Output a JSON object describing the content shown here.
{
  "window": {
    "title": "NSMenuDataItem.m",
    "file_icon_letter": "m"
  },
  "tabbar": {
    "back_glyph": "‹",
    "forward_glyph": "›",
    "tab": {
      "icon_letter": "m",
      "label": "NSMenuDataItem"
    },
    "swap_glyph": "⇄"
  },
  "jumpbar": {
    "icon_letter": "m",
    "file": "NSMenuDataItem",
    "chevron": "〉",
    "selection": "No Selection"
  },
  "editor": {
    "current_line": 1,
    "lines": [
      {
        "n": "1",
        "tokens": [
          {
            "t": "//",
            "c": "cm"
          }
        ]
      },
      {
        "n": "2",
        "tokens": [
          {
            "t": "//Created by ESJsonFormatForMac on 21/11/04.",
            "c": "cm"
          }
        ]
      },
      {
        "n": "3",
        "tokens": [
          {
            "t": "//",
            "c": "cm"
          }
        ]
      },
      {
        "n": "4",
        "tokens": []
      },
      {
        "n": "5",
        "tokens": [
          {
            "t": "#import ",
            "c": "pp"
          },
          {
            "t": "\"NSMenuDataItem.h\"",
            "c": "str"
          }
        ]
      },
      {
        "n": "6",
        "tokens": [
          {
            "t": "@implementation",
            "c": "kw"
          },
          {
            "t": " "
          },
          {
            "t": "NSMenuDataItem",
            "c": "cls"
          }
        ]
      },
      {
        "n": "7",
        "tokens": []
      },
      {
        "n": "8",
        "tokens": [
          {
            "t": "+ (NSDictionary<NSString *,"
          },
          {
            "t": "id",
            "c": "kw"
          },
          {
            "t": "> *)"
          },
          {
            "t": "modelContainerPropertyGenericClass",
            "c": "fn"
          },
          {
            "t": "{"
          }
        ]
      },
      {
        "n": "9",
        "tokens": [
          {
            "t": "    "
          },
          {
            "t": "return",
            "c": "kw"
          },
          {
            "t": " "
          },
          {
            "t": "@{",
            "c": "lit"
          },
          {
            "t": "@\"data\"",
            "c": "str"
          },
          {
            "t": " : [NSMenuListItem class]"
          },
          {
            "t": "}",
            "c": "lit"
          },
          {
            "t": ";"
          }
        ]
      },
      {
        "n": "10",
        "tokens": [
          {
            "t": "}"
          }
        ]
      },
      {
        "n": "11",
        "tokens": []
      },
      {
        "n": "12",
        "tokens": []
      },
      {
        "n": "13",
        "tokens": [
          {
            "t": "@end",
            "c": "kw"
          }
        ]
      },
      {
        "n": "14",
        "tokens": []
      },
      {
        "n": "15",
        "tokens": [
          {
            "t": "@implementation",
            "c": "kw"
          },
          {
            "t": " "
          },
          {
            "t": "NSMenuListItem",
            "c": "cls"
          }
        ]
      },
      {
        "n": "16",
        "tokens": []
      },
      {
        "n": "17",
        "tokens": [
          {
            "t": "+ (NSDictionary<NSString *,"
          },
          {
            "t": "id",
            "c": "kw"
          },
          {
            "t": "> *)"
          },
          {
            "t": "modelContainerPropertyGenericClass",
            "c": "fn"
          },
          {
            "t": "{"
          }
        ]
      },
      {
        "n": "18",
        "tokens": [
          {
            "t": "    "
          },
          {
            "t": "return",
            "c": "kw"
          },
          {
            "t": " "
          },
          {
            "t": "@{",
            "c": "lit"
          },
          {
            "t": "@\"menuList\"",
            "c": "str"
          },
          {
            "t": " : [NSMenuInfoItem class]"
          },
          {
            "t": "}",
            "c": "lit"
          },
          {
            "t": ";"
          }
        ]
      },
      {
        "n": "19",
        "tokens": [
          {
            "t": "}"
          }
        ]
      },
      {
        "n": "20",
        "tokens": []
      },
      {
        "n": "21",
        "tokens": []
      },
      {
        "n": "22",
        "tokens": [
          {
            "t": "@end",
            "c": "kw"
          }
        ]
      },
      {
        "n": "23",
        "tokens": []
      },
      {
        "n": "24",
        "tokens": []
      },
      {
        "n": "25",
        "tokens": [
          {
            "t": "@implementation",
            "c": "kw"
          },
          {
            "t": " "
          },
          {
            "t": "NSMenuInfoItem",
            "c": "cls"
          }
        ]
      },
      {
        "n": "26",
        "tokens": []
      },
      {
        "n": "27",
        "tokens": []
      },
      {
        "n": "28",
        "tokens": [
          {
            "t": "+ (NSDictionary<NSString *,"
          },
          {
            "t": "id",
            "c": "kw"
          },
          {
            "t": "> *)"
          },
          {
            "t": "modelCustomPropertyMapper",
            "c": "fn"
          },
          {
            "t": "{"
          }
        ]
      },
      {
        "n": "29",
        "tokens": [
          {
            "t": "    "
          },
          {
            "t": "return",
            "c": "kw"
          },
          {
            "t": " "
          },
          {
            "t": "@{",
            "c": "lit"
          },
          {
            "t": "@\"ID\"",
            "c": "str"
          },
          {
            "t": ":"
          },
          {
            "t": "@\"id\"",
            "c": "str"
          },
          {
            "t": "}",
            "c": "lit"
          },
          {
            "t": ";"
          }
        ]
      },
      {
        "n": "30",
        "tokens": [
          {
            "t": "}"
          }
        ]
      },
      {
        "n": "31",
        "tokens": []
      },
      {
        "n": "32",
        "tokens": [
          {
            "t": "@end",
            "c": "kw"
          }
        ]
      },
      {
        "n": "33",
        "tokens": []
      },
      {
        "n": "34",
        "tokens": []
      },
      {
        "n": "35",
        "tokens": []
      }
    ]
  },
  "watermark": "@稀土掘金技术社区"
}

§ Goal:
Look through the entries and find each line that has the string "NSMenuListItem". Copy those lines.

§ Written solution:
            "t": " : [NSMenuListItem class]"
            "t": "NSMenuListItem",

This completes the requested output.